Data lines ::

______________________________

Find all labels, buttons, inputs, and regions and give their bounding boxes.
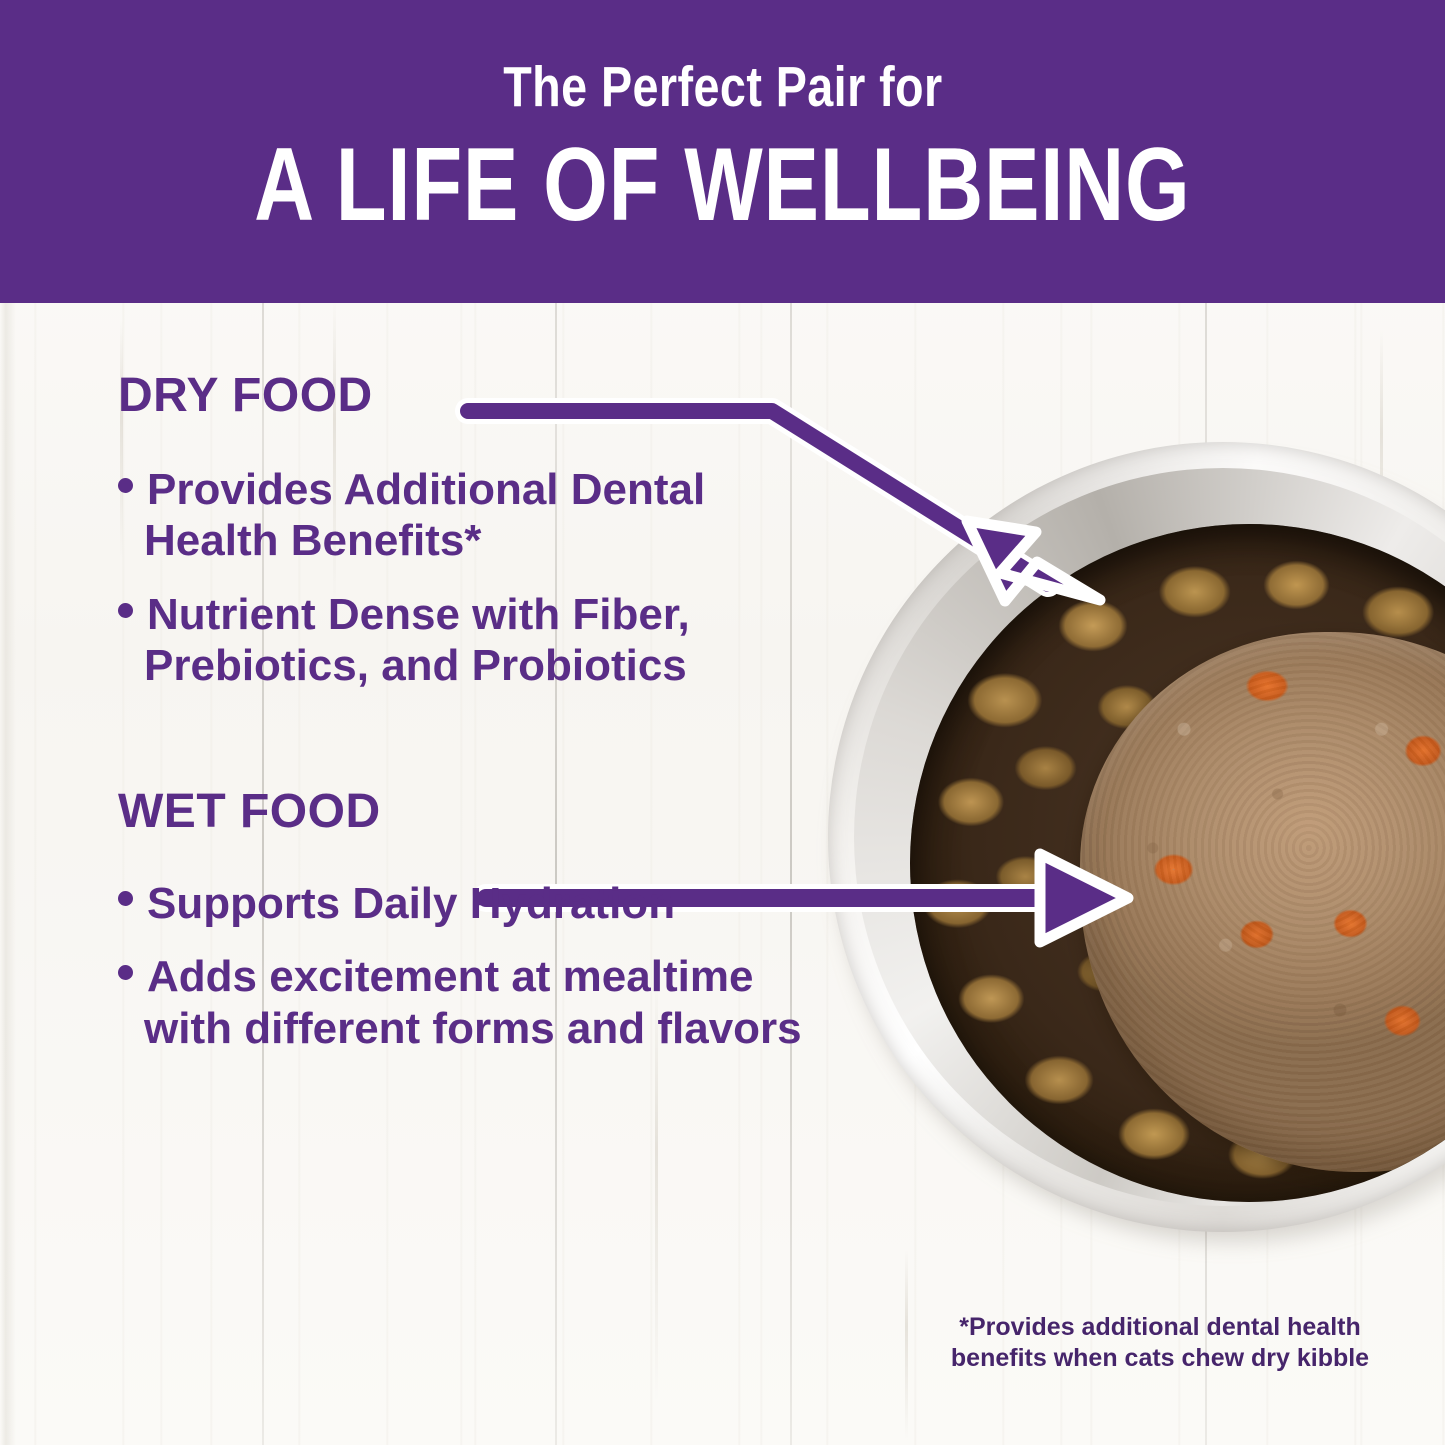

______________________________

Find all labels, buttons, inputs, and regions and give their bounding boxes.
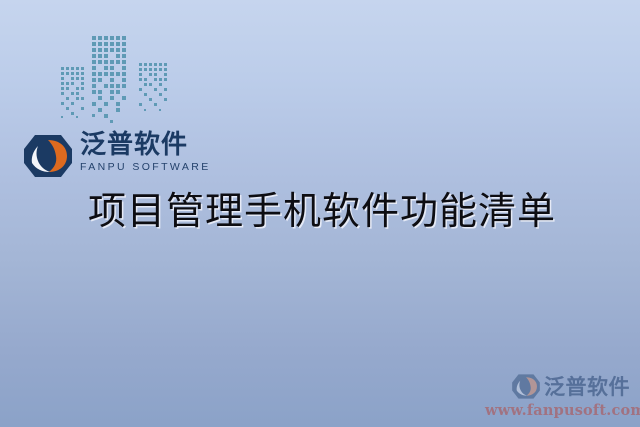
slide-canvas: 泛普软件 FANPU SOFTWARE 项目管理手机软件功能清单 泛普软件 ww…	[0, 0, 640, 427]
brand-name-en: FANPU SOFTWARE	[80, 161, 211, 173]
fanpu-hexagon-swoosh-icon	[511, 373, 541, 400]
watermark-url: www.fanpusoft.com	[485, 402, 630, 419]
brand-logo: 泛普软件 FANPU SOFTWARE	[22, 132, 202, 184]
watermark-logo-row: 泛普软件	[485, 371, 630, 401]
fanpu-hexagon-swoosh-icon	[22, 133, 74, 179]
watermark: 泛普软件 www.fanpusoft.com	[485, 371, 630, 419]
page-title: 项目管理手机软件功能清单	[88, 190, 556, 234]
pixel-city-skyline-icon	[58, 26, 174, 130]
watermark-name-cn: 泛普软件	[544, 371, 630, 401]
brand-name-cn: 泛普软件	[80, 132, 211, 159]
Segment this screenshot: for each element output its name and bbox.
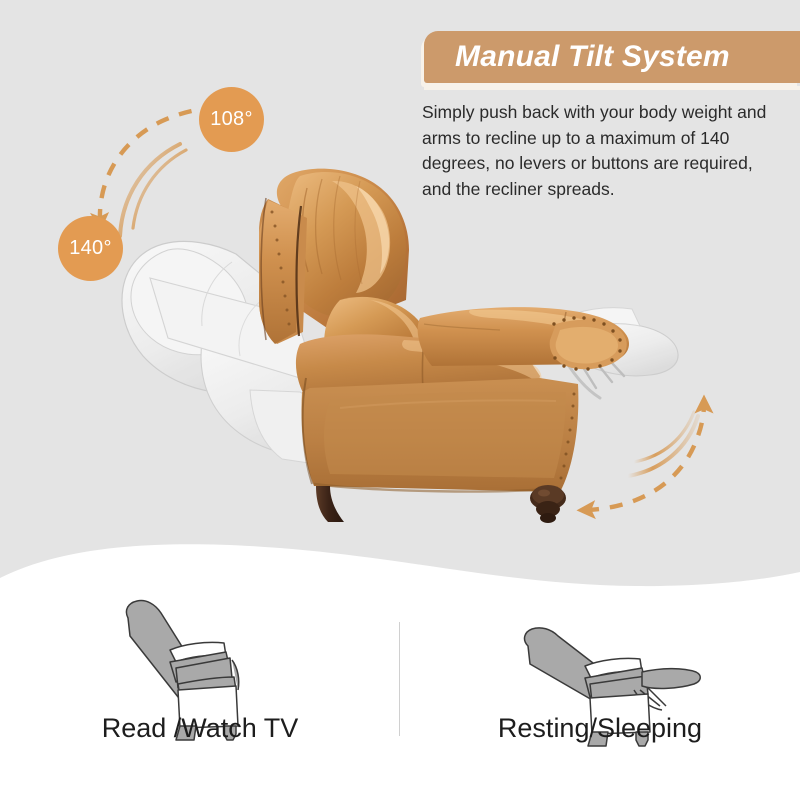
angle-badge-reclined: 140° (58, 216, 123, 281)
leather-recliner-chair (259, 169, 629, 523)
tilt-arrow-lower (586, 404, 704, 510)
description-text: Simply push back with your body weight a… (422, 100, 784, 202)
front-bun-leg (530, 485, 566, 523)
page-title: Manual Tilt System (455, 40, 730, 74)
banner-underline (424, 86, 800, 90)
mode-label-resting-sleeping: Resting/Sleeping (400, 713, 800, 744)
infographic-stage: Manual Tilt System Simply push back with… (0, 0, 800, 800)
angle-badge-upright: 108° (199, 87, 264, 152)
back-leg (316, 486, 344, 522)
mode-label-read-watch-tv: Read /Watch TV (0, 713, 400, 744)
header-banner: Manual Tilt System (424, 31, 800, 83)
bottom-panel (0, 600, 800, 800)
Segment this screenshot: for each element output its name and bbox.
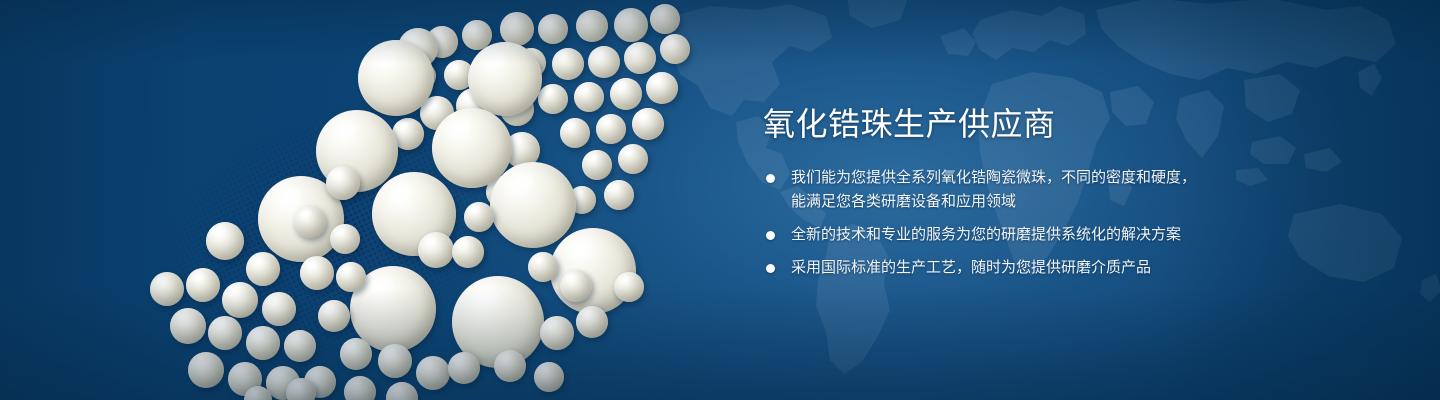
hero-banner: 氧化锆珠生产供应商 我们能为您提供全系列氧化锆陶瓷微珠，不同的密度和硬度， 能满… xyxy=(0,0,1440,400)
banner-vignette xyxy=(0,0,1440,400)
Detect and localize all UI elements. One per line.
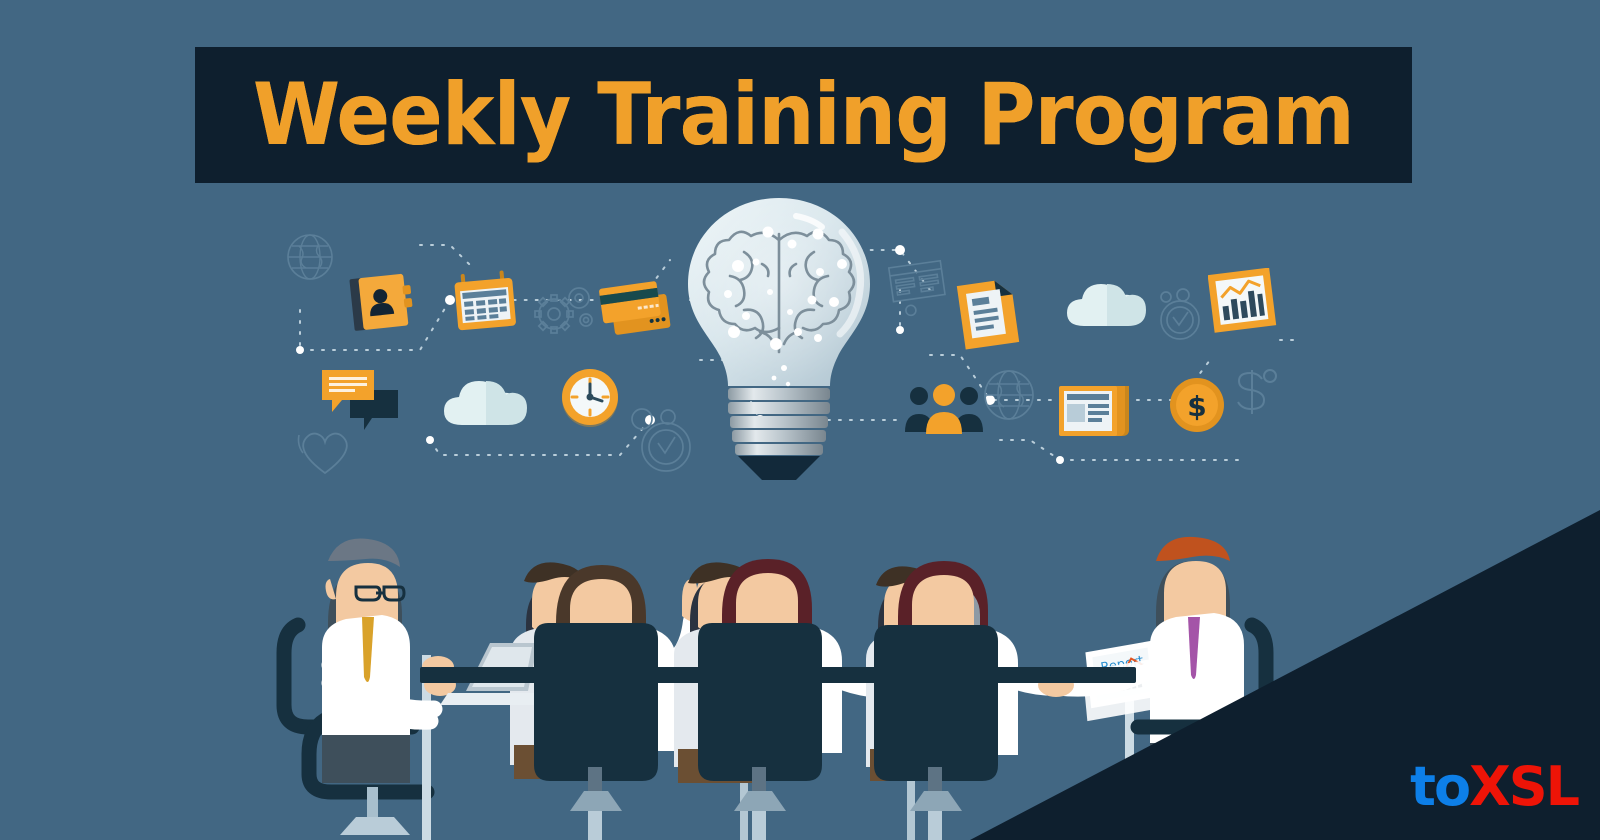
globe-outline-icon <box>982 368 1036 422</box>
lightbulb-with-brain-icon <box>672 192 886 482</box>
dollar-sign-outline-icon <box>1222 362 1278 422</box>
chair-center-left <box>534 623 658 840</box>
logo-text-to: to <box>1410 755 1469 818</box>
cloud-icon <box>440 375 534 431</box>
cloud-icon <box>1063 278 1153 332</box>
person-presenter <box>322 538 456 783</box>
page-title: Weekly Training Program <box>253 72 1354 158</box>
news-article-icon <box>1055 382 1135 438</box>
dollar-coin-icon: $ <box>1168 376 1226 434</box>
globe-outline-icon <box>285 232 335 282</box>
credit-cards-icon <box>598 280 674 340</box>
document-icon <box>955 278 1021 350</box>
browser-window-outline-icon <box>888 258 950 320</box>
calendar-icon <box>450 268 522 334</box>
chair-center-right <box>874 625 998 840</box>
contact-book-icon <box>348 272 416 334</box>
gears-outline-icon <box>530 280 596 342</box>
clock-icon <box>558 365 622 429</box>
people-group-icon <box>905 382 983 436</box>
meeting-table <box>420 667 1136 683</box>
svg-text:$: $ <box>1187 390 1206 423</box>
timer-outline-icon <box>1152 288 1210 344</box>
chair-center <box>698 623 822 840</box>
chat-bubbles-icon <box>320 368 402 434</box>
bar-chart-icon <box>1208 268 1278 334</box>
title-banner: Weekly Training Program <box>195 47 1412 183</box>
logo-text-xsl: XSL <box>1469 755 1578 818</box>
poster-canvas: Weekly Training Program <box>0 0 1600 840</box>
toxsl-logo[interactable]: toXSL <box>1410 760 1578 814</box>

______________________________

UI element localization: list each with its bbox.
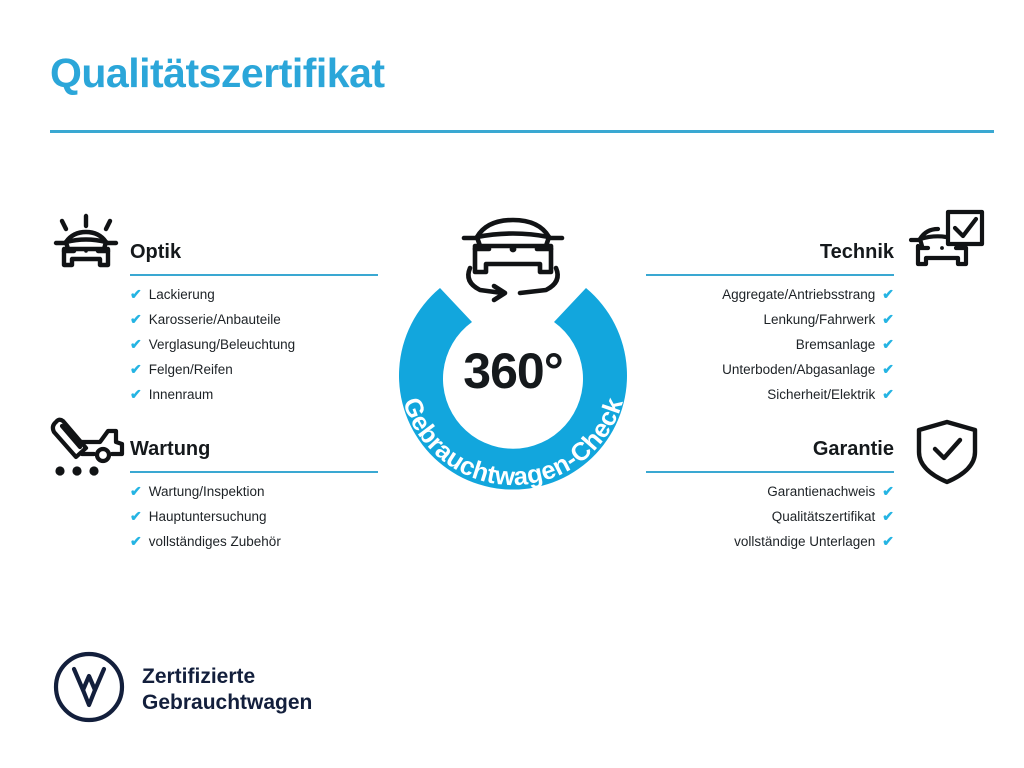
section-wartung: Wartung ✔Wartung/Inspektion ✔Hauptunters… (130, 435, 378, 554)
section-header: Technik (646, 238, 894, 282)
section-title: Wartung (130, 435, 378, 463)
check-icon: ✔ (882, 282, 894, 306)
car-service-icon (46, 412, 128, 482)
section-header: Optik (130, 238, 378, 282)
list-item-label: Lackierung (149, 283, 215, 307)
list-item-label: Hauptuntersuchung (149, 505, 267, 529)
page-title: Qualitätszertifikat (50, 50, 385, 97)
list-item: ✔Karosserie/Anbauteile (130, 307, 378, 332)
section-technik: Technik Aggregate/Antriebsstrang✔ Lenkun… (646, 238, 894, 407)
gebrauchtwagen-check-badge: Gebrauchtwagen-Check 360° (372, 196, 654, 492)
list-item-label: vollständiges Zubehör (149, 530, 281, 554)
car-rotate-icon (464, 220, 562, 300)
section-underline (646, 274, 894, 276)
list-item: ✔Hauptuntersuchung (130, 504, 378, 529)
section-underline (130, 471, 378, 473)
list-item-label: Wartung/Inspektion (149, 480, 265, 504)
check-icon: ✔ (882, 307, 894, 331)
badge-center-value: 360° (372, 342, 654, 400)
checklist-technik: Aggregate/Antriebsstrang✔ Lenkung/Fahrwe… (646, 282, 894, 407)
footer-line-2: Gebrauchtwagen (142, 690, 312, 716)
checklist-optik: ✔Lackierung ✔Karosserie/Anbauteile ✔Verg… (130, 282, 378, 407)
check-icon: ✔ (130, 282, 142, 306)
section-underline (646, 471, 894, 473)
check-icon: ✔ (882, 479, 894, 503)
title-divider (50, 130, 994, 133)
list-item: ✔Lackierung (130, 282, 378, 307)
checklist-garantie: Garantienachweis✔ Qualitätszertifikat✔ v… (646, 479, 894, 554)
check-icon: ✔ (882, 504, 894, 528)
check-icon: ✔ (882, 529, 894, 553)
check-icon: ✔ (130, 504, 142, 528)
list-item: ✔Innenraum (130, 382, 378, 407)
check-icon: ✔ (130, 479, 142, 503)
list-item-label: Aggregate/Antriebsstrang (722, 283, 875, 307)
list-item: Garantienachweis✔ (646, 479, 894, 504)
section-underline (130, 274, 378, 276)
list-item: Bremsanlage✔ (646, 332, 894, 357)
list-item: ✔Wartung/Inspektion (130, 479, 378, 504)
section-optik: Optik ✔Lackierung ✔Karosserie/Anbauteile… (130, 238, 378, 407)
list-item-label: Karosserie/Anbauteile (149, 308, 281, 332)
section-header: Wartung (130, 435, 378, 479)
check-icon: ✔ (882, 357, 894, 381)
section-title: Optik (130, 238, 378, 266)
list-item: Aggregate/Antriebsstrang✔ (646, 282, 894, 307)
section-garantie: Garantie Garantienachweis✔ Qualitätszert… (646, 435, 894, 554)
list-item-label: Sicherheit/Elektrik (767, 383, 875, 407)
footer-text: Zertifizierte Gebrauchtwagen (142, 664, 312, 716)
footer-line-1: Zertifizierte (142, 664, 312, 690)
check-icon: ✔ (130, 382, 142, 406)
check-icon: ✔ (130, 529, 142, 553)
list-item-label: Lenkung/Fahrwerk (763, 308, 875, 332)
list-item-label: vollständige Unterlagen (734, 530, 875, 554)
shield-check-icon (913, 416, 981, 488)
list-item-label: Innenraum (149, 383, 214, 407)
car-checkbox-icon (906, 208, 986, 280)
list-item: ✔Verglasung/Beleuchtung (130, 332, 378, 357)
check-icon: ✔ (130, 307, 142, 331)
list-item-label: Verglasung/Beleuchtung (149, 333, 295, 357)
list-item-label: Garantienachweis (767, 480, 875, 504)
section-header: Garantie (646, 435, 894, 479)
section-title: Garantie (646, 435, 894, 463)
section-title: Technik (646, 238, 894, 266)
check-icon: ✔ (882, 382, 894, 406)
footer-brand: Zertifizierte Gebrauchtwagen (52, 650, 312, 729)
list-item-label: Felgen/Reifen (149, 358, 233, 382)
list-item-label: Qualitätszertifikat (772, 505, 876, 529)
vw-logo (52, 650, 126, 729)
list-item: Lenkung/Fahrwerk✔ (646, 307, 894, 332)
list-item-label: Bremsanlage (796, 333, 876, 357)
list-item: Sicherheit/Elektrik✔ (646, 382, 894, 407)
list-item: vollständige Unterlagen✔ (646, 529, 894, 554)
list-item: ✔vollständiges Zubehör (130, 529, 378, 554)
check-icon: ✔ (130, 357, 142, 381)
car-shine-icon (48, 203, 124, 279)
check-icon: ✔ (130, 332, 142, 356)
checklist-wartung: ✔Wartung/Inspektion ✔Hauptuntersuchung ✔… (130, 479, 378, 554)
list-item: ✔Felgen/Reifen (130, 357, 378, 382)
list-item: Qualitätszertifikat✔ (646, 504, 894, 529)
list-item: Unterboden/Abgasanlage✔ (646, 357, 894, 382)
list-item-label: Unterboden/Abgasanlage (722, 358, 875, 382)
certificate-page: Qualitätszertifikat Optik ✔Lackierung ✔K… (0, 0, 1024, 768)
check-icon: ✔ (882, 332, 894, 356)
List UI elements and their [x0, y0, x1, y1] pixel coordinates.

______________________________

Given task :: Reproduce every line from the one containing "Detect and localize" down to the one containing "logo-text-to: to <box>1410 755 1469 818</box>", both included, without changing anything, and omit the picture.

Solution for this task ::
Detect and localize all UI elements. One per line.
globe-outline-icon <box>982 368 1036 422</box>
lightbulb-with-brain-icon <box>672 192 886 482</box>
dollar-sign-outline-icon <box>1222 362 1278 422</box>
chair-center-left <box>534 623 658 840</box>
logo-text-to: to <box>1410 755 1469 818</box>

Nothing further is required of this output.